-- BEGIN Data to process --

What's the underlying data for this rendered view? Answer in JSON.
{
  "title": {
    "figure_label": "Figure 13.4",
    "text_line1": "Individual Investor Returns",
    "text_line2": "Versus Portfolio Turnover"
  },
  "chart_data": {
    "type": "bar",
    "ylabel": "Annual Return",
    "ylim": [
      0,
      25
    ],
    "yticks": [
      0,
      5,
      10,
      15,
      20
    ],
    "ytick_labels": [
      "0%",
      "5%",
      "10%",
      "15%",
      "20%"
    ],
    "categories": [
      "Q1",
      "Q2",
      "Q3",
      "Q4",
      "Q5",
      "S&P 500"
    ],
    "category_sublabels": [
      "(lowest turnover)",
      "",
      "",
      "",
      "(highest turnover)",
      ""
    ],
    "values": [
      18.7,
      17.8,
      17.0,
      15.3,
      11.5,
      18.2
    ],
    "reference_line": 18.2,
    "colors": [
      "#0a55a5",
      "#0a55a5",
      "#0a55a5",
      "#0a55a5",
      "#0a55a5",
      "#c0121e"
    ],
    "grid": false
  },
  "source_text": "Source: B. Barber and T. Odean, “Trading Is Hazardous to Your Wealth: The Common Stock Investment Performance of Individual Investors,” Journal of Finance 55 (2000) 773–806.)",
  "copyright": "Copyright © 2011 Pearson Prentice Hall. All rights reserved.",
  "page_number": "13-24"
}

-- END Data to process --
-- BEGIN Data to process --

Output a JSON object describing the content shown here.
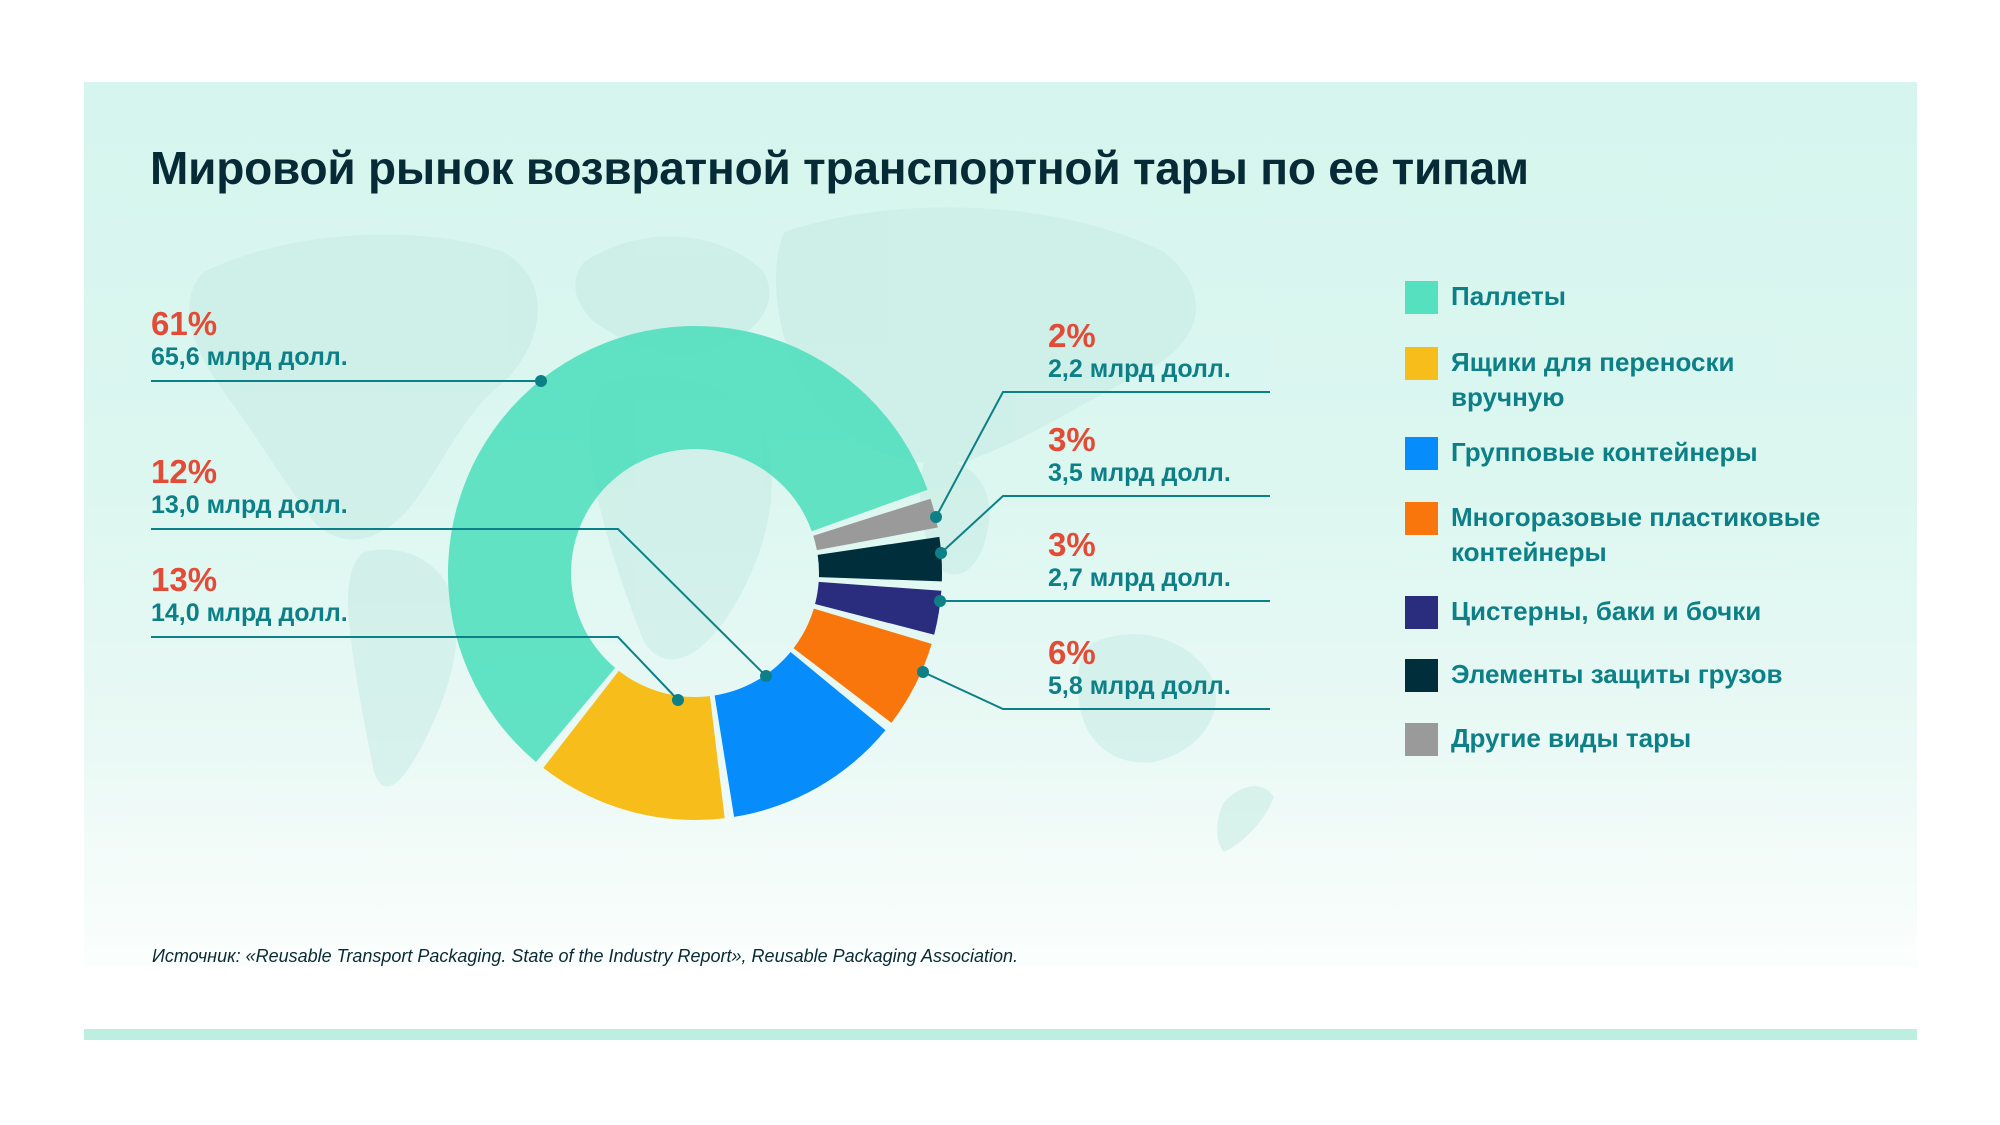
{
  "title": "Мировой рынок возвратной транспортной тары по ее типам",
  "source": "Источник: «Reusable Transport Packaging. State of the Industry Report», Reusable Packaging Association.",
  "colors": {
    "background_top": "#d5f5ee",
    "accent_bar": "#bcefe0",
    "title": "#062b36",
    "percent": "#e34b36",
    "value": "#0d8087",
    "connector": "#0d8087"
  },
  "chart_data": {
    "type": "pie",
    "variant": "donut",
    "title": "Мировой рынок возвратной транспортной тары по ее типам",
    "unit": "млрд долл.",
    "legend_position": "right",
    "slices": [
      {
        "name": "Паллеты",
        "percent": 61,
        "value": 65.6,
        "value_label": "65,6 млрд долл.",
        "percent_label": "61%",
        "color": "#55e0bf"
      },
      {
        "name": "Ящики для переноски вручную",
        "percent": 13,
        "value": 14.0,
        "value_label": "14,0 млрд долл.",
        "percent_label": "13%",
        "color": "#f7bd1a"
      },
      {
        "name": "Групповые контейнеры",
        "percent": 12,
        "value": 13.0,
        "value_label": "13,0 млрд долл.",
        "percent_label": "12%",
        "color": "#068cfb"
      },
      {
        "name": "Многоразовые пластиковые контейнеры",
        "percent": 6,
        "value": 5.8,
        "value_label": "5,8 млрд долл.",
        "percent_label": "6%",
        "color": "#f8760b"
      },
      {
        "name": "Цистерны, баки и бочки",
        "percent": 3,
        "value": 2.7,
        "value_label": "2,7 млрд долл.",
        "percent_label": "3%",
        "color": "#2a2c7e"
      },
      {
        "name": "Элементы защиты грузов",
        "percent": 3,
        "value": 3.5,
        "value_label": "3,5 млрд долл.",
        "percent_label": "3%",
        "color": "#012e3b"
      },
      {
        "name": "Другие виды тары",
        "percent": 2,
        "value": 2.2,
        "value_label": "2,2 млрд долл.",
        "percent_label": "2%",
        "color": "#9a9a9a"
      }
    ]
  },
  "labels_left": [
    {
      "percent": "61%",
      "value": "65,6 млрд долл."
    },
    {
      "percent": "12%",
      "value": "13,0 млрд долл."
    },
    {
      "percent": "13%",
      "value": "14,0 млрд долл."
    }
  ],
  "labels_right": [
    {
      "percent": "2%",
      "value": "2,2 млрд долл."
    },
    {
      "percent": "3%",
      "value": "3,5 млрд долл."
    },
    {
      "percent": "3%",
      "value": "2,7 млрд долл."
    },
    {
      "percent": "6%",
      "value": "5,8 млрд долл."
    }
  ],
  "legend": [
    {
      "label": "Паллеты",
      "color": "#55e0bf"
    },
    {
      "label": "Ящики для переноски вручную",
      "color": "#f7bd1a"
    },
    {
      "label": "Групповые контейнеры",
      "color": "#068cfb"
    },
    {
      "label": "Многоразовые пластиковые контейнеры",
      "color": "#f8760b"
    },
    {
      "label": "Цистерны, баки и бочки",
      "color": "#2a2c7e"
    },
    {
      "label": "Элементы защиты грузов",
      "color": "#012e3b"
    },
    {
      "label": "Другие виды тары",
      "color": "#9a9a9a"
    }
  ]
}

-- END Data to process --

What is needed>
Where a line in the material above holds "Многоразовые", copy that line.

Task answer>
        "name": "Многоразовые пластиковые контейнеры",
      "label": "Многоразовые пластиковые контейнеры",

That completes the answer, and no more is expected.